**Instruction**
Scan the listing below. Report each line that includes "file".

**Information supplied**
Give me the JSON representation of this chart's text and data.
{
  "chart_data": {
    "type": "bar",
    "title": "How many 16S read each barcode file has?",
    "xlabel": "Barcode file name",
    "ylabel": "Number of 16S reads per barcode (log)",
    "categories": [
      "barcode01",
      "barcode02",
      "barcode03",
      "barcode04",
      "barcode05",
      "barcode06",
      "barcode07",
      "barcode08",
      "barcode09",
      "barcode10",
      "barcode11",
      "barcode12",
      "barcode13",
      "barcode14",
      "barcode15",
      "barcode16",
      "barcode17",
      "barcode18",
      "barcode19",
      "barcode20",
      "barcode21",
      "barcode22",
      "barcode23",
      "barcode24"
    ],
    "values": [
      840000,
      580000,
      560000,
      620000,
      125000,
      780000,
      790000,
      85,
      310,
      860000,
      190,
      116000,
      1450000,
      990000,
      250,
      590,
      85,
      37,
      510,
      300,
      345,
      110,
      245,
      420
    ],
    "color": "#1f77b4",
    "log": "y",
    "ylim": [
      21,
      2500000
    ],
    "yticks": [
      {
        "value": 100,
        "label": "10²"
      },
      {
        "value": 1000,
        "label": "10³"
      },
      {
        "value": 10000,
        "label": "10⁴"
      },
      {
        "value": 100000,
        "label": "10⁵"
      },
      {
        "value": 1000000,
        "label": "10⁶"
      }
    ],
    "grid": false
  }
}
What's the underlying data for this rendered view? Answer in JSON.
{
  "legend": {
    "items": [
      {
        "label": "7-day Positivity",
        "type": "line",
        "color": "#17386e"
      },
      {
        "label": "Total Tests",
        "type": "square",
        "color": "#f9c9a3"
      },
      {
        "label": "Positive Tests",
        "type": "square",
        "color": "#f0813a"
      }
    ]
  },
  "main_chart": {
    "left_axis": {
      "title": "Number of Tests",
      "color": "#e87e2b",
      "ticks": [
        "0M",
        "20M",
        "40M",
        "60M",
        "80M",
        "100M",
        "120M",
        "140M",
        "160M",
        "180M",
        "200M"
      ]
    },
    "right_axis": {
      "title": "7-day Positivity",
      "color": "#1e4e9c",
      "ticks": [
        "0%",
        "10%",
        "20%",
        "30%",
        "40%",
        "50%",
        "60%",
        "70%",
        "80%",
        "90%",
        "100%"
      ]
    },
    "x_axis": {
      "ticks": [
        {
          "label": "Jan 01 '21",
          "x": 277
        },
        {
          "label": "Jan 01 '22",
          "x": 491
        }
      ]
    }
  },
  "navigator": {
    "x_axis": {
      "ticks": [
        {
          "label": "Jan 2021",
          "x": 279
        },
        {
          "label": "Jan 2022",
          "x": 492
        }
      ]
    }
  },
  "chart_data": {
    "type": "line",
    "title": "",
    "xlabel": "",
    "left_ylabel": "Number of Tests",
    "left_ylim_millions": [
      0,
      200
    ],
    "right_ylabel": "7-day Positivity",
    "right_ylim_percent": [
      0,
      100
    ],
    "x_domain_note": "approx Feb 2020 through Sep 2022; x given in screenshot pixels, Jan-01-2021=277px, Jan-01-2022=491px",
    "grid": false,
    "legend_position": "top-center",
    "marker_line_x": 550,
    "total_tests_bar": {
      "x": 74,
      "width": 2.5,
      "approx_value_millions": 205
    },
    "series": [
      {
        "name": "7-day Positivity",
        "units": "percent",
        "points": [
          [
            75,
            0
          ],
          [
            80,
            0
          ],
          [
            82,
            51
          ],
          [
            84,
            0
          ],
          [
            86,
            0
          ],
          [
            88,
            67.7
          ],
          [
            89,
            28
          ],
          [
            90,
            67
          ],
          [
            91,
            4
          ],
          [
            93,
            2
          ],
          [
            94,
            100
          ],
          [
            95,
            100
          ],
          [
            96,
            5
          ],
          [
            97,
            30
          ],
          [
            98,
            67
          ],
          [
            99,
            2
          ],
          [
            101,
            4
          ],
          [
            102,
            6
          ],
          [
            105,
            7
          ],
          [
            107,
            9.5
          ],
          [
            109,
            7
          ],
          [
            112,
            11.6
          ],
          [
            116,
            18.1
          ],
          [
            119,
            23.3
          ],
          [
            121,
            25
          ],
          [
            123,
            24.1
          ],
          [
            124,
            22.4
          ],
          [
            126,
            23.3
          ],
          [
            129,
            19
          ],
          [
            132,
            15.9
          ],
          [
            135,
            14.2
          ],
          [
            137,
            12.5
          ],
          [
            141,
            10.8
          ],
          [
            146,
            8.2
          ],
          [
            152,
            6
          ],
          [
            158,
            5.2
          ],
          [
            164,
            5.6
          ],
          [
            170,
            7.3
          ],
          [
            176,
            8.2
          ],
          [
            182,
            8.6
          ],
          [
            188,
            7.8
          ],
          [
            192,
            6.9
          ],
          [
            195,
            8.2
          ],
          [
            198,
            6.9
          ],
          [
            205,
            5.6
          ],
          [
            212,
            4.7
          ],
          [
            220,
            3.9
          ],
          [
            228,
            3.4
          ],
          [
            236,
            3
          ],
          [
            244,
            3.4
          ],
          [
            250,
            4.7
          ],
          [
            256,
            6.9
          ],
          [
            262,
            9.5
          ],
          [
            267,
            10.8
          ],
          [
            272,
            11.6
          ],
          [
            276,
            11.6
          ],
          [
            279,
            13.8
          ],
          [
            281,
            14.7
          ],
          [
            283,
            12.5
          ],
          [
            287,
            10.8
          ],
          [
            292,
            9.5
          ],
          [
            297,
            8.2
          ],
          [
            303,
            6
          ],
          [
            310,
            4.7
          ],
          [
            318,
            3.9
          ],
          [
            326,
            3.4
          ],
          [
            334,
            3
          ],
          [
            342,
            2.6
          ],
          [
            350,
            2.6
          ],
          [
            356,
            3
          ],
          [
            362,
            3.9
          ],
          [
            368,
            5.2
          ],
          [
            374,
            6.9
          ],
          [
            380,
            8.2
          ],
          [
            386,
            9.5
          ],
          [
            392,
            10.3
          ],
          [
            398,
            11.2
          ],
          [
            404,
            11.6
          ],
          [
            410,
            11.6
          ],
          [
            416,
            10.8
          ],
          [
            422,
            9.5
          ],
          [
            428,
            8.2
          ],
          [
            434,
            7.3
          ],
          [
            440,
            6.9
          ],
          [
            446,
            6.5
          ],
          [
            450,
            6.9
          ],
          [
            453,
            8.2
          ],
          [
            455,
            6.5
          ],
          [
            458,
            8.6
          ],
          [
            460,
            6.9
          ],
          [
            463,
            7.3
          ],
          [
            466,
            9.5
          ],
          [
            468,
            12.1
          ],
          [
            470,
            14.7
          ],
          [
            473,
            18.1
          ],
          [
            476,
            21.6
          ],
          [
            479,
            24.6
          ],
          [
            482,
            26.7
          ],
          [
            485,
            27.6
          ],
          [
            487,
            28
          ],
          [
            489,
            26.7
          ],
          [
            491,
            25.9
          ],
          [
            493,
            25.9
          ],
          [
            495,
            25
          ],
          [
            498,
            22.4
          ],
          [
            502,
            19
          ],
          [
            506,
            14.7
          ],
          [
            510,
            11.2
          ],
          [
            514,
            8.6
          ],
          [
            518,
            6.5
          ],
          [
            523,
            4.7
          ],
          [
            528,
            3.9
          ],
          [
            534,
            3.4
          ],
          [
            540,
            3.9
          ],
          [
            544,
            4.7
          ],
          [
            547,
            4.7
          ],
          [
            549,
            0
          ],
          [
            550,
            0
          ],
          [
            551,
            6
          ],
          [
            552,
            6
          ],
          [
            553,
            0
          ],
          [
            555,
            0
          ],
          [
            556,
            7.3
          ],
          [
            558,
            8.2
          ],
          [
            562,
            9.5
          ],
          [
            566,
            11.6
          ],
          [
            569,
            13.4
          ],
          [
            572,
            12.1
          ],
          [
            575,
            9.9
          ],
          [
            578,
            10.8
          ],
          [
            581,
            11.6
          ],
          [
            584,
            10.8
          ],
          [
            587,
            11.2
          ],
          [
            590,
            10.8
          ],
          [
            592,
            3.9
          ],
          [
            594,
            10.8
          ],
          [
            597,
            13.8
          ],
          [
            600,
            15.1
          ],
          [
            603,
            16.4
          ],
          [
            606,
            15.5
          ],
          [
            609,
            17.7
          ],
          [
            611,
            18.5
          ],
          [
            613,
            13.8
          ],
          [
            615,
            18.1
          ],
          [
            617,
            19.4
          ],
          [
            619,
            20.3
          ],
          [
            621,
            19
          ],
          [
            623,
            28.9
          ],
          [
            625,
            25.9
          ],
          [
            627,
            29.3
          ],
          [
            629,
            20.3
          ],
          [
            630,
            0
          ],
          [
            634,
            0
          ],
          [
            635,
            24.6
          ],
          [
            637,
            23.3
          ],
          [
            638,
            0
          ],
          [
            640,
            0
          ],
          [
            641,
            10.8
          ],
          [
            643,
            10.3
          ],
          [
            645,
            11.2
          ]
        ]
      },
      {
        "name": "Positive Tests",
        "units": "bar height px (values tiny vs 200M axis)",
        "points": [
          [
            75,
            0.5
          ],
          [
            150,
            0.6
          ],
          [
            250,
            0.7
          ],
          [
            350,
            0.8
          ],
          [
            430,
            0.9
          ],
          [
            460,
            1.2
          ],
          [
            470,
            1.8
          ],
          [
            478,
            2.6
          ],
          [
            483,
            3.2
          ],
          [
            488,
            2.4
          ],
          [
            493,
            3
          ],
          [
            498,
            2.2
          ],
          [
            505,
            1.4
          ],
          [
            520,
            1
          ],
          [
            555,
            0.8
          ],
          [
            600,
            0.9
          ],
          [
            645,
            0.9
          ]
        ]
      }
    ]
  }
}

**Result of this task**
    "title": "How many 16S read each barcode file has?",
    "xlabel": "Barcode file name",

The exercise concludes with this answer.